Return all of the data exactly, with nothing left out but the pictures.

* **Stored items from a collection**

[start]

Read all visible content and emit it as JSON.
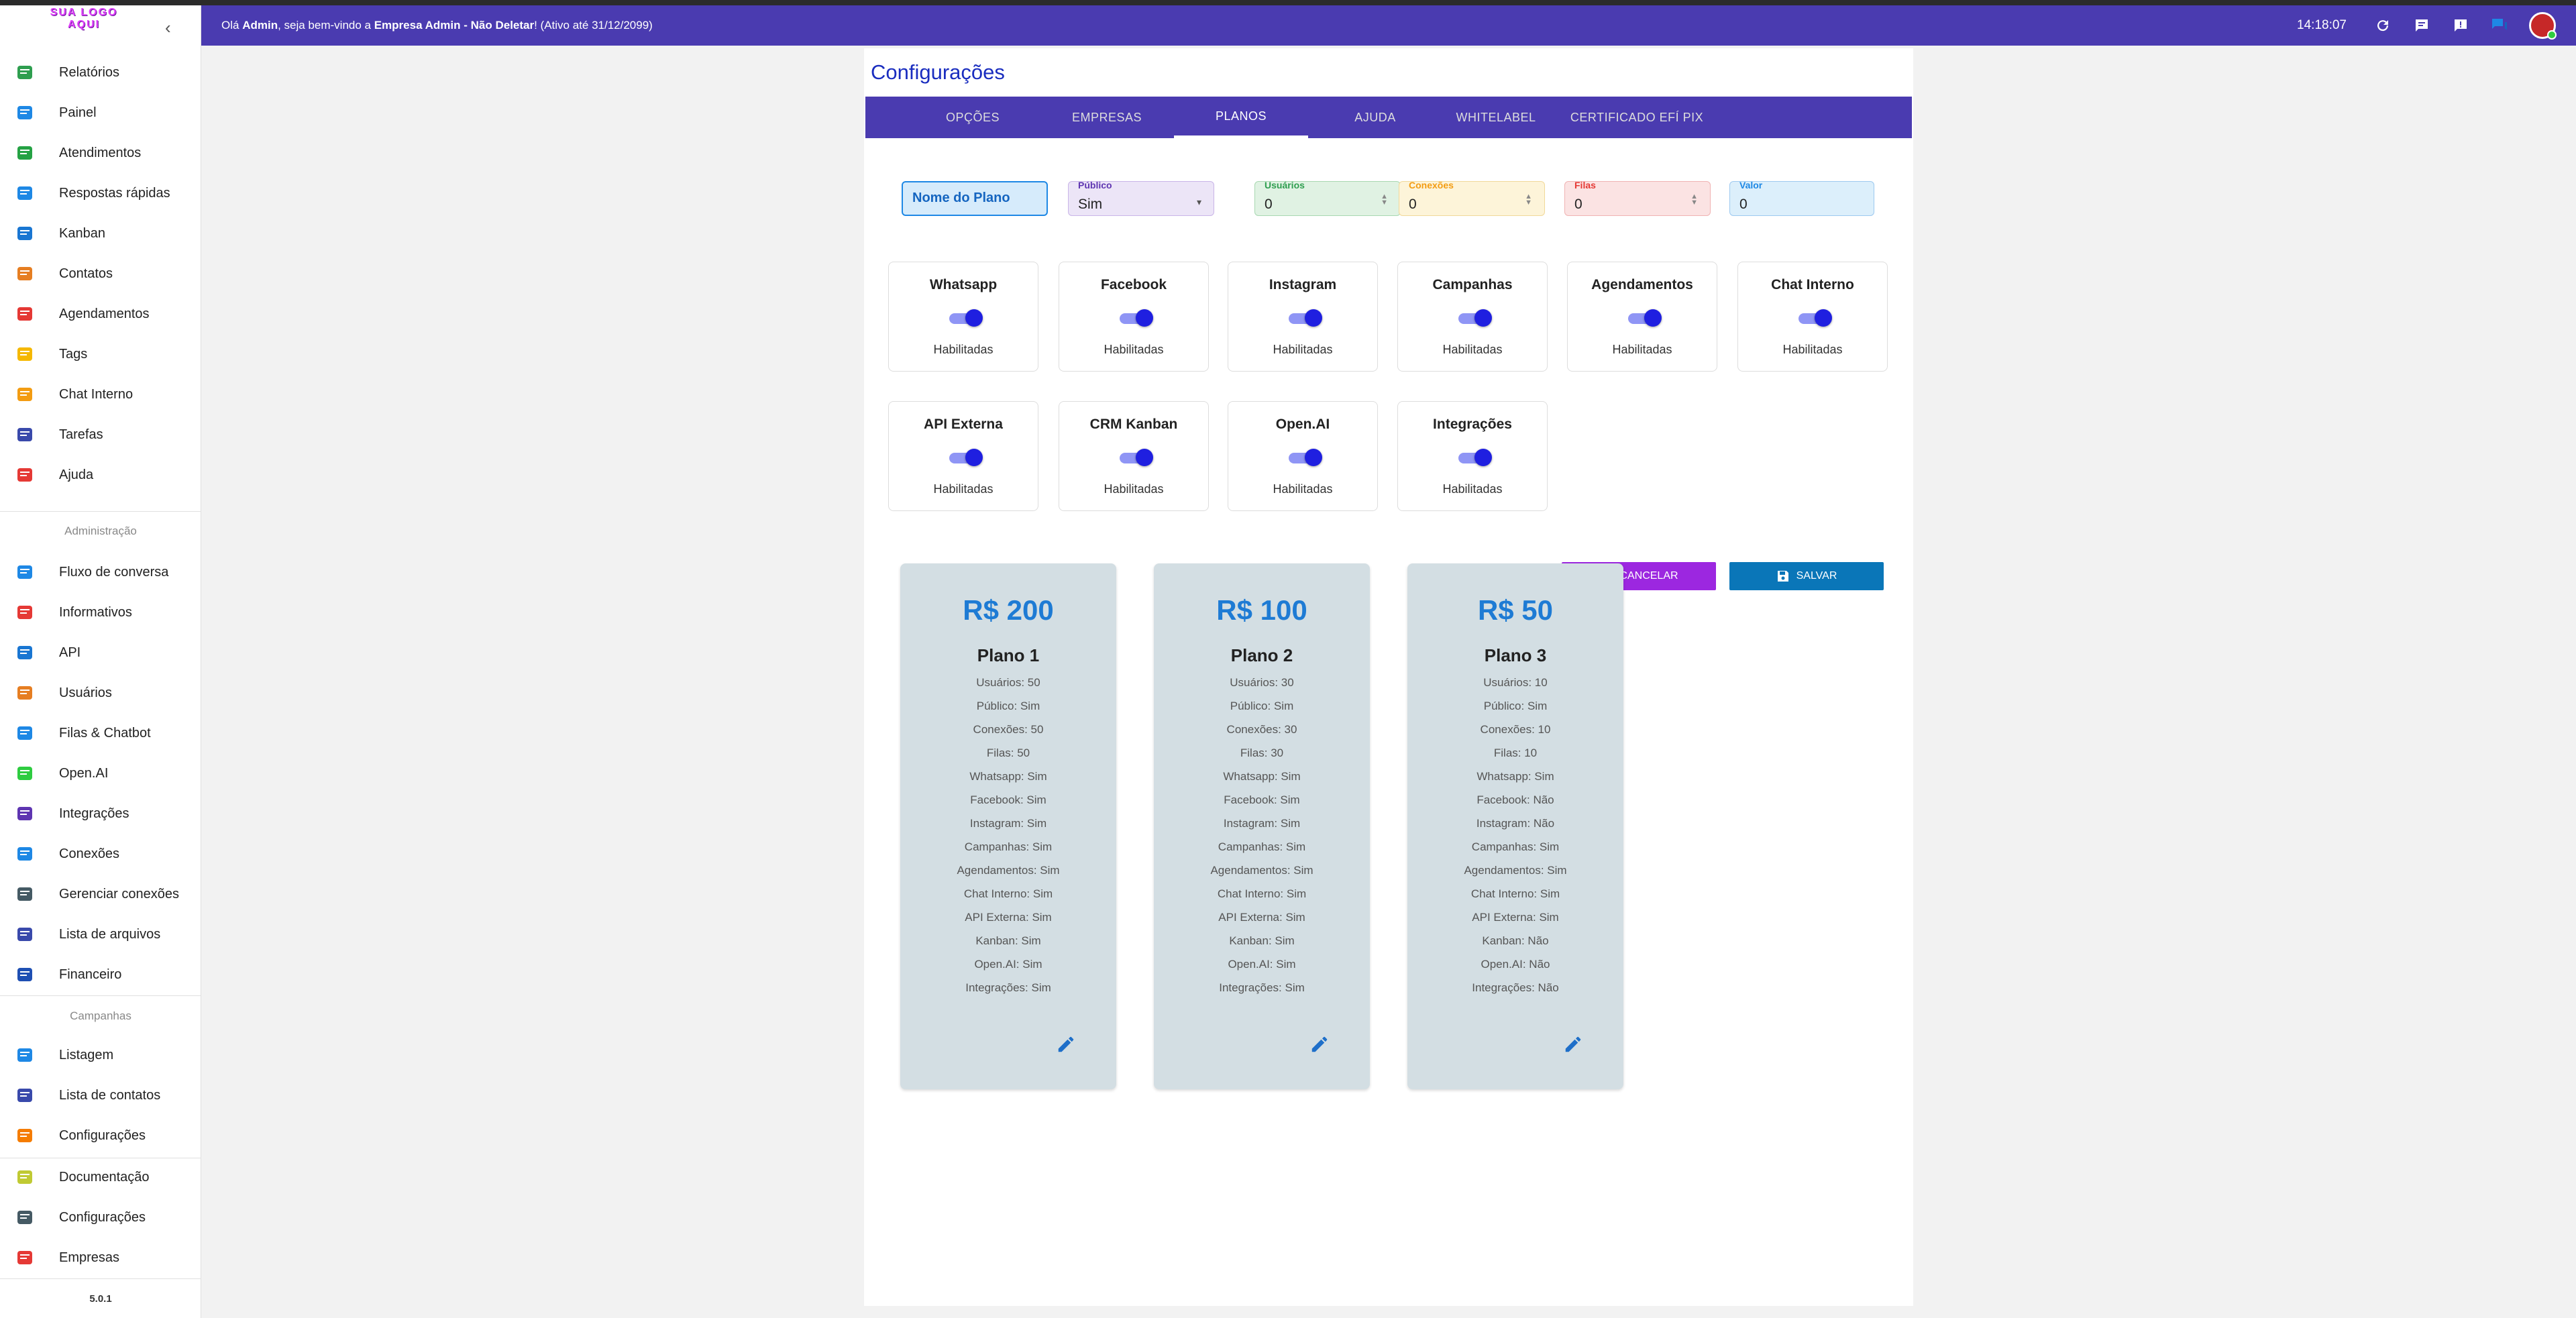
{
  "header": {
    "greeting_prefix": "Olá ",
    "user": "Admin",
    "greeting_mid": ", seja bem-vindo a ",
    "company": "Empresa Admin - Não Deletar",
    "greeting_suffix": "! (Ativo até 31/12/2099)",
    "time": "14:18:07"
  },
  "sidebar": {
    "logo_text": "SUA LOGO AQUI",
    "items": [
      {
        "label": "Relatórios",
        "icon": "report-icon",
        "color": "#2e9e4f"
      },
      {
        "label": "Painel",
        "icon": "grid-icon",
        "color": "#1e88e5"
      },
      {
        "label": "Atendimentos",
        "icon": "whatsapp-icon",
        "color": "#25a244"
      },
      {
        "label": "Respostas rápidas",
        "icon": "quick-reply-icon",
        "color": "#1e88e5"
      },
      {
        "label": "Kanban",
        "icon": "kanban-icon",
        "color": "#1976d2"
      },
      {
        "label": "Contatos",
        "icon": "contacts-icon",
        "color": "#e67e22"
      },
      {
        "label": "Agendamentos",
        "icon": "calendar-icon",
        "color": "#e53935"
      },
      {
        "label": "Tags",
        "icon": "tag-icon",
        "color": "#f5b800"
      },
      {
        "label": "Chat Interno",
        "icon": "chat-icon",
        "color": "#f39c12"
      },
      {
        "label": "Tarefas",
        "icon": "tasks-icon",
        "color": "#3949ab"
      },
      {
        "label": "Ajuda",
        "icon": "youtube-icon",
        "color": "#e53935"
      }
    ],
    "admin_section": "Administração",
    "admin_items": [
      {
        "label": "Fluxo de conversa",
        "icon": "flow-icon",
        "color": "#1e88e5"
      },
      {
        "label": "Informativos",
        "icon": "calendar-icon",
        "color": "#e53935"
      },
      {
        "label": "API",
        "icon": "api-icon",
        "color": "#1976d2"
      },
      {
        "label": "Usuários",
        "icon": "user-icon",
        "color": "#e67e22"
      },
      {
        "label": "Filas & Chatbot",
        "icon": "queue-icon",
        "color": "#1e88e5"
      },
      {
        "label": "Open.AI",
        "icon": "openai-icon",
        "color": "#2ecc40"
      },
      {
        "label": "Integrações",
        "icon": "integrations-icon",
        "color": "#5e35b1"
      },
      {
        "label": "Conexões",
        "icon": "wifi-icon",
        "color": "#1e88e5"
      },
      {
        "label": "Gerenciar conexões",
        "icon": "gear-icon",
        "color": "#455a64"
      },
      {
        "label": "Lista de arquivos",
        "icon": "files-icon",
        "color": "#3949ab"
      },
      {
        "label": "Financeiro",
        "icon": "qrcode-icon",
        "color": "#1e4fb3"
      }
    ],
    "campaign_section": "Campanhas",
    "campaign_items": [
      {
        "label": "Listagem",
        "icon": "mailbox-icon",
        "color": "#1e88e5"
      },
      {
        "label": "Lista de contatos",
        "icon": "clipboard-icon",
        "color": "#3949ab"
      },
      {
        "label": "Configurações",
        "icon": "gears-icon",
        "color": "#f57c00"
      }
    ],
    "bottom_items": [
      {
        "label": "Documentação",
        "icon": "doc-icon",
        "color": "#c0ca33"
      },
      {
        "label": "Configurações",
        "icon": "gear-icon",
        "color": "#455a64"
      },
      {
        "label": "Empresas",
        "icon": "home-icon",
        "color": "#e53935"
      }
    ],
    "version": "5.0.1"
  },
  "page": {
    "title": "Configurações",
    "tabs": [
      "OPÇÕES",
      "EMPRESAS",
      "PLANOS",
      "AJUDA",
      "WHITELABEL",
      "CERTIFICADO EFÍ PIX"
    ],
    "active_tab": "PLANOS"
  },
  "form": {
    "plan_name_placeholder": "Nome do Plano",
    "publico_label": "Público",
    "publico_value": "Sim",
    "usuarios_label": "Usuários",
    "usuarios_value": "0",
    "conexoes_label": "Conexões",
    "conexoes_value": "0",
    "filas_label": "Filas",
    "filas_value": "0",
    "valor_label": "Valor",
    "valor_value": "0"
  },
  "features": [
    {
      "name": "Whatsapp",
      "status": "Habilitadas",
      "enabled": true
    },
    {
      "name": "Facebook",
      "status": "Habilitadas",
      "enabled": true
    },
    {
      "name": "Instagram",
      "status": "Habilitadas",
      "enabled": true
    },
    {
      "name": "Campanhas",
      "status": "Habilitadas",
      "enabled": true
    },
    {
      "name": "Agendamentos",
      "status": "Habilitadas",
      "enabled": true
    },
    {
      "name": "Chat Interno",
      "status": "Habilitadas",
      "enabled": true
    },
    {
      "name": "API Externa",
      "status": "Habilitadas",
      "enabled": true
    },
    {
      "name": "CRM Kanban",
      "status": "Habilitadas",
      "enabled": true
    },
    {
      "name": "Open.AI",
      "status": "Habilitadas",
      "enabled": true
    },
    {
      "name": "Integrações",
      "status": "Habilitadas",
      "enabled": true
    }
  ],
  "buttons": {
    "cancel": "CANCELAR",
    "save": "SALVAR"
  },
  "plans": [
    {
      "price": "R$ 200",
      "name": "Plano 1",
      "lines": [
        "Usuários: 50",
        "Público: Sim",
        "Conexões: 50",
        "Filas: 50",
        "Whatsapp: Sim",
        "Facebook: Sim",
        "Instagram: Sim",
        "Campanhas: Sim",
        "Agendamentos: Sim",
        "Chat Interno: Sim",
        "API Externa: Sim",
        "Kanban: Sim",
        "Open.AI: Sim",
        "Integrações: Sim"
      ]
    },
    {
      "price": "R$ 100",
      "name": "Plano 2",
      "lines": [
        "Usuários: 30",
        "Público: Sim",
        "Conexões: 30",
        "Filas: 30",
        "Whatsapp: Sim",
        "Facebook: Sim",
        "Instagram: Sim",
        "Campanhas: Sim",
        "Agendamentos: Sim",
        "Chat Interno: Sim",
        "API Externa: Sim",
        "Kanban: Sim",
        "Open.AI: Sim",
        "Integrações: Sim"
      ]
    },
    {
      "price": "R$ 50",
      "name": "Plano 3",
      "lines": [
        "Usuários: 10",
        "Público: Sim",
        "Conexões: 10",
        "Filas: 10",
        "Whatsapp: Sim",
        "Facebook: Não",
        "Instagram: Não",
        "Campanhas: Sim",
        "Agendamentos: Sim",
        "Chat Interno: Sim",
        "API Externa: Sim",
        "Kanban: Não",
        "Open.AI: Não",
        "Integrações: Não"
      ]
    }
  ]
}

[end]

* **Final result**
Read all visible content and emit it as JSON.
{
  "header": {
    "greeting_prefix": "Olá ",
    "user": "Admin",
    "greeting_mid": ", seja bem-vindo a ",
    "company": "Empresa Admin - Não Deletar",
    "greeting_suffix": "! (Ativo até 31/12/2099)",
    "time": "14:18:07"
  },
  "sidebar": {
    "logo_text": "SUA LOGO AQUI",
    "items": [
      {
        "label": "Relatórios",
        "icon": "report-icon",
        "color": "#2e9e4f"
      },
      {
        "label": "Painel",
        "icon": "grid-icon",
        "color": "#1e88e5"
      },
      {
        "label": "Atendimentos",
        "icon": "whatsapp-icon",
        "color": "#25a244"
      },
      {
        "label": "Respostas rápidas",
        "icon": "quick-reply-icon",
        "color": "#1e88e5"
      },
      {
        "label": "Kanban",
        "icon": "kanban-icon",
        "color": "#1976d2"
      },
      {
        "label": "Contatos",
        "icon": "contacts-icon",
        "color": "#e67e22"
      },
      {
        "label": "Agendamentos",
        "icon": "calendar-icon",
        "color": "#e53935"
      },
      {
        "label": "Tags",
        "icon": "tag-icon",
        "color": "#f5b800"
      },
      {
        "label": "Chat Interno",
        "icon": "chat-icon",
        "color": "#f39c12"
      },
      {
        "label": "Tarefas",
        "icon": "tasks-icon",
        "color": "#3949ab"
      },
      {
        "label": "Ajuda",
        "icon": "youtube-icon",
        "color": "#e53935"
      }
    ],
    "admin_section": "Administração",
    "admin_items": [
      {
        "label": "Fluxo de conversa",
        "icon": "flow-icon",
        "color": "#1e88e5"
      },
      {
        "label": "Informativos",
        "icon": "calendar-icon",
        "color": "#e53935"
      },
      {
        "label": "API",
        "icon": "api-icon",
        "color": "#1976d2"
      },
      {
        "label": "Usuários",
        "icon": "user-icon",
        "color": "#e67e22"
      },
      {
        "label": "Filas & Chatbot",
        "icon": "queue-icon",
        "color": "#1e88e5"
      },
      {
        "label": "Open.AI",
        "icon": "openai-icon",
        "color": "#2ecc40"
      },
      {
        "label": "Integrações",
        "icon": "integrations-icon",
        "color": "#5e35b1"
      },
      {
        "label": "Conexões",
        "icon": "wifi-icon",
        "color": "#1e88e5"
      },
      {
        "label": "Gerenciar conexões",
        "icon": "gear-icon",
        "color": "#455a64"
      },
      {
        "label": "Lista de arquivos",
        "icon": "files-icon",
        "color": "#3949ab"
      },
      {
        "label": "Financeiro",
        "icon": "qrcode-icon",
        "color": "#1e4fb3"
      }
    ],
    "campaign_section": "Campanhas",
    "campaign_items": [
      {
        "label": "Listagem",
        "icon": "mailbox-icon",
        "color": "#1e88e5"
      },
      {
        "label": "Lista de contatos",
        "icon": "clipboard-icon",
        "color": "#3949ab"
      },
      {
        "label": "Configurações",
        "icon": "gears-icon",
        "color": "#f57c00"
      }
    ],
    "bottom_items": [
      {
        "label": "Documentação",
        "icon": "doc-icon",
        "color": "#c0ca33"
      },
      {
        "label": "Configurações",
        "icon": "gear-icon",
        "color": "#455a64"
      },
      {
        "label": "Empresas",
        "icon": "home-icon",
        "color": "#e53935"
      }
    ],
    "version": "5.0.1"
  },
  "page": {
    "title": "Configurações",
    "tabs": [
      "OPÇÕES",
      "EMPRESAS",
      "PLANOS",
      "AJUDA",
      "WHITELABEL",
      "CERTIFICADO EFÍ PIX"
    ],
    "active_tab": "PLANOS"
  },
  "form": {
    "plan_name_placeholder": "Nome do Plano",
    "publico_label": "Público",
    "publico_value": "Sim",
    "usuarios_label": "Usuários",
    "usuarios_value": "0",
    "conexoes_label": "Conexões",
    "conexoes_value": "0",
    "filas_label": "Filas",
    "filas_value": "0",
    "valor_label": "Valor",
    "valor_value": "0"
  },
  "features": [
    {
      "name": "Whatsapp",
      "status": "Habilitadas",
      "enabled": true
    },
    {
      "name": "Facebook",
      "status": "Habilitadas",
      "enabled": true
    },
    {
      "name": "Instagram",
      "status": "Habilitadas",
      "enabled": true
    },
    {
      "name": "Campanhas",
      "status": "Habilitadas",
      "enabled": true
    },
    {
      "name": "Agendamentos",
      "status": "Habilitadas",
      "enabled": true
    },
    {
      "name": "Chat Interno",
      "status": "Habilitadas",
      "enabled": true
    },
    {
      "name": "API Externa",
      "status": "Habilitadas",
      "enabled": true
    },
    {
      "name": "CRM Kanban",
      "status": "Habilitadas",
      "enabled": true
    },
    {
      "name": "Open.AI",
      "status": "Habilitadas",
      "enabled": true
    },
    {
      "name": "Integrações",
      "status": "Habilitadas",
      "enabled": true
    }
  ],
  "buttons": {
    "cancel": "CANCELAR",
    "save": "SALVAR"
  },
  "plans": [
    {
      "price": "R$ 200",
      "name": "Plano 1",
      "lines": [
        "Usuários: 50",
        "Público: Sim",
        "Conexões: 50",
        "Filas: 50",
        "Whatsapp: Sim",
        "Facebook: Sim",
        "Instagram: Sim",
        "Campanhas: Sim",
        "Agendamentos: Sim",
        "Chat Interno: Sim",
        "API Externa: Sim",
        "Kanban: Sim",
        "Open.AI: Sim",
        "Integrações: Sim"
      ]
    },
    {
      "price": "R$ 100",
      "name": "Plano 2",
      "lines": [
        "Usuários: 30",
        "Público: Sim",
        "Conexões: 30",
        "Filas: 30",
        "Whatsapp: Sim",
        "Facebook: Sim",
        "Instagram: Sim",
        "Campanhas: Sim",
        "Agendamentos: Sim",
        "Chat Interno: Sim",
        "API Externa: Sim",
        "Kanban: Sim",
        "Open.AI: Sim",
        "Integrações: Sim"
      ]
    },
    {
      "price": "R$ 50",
      "name": "Plano 3",
      "lines": [
        "Usuários: 10",
        "Público: Sim",
        "Conexões: 10",
        "Filas: 10",
        "Whatsapp: Sim",
        "Facebook: Não",
        "Instagram: Não",
        "Campanhas: Sim",
        "Agendamentos: Sim",
        "Chat Interno: Sim",
        "API Externa: Sim",
        "Kanban: Não",
        "Open.AI: Não",
        "Integrações: Não"
      ]
    }
  ]
}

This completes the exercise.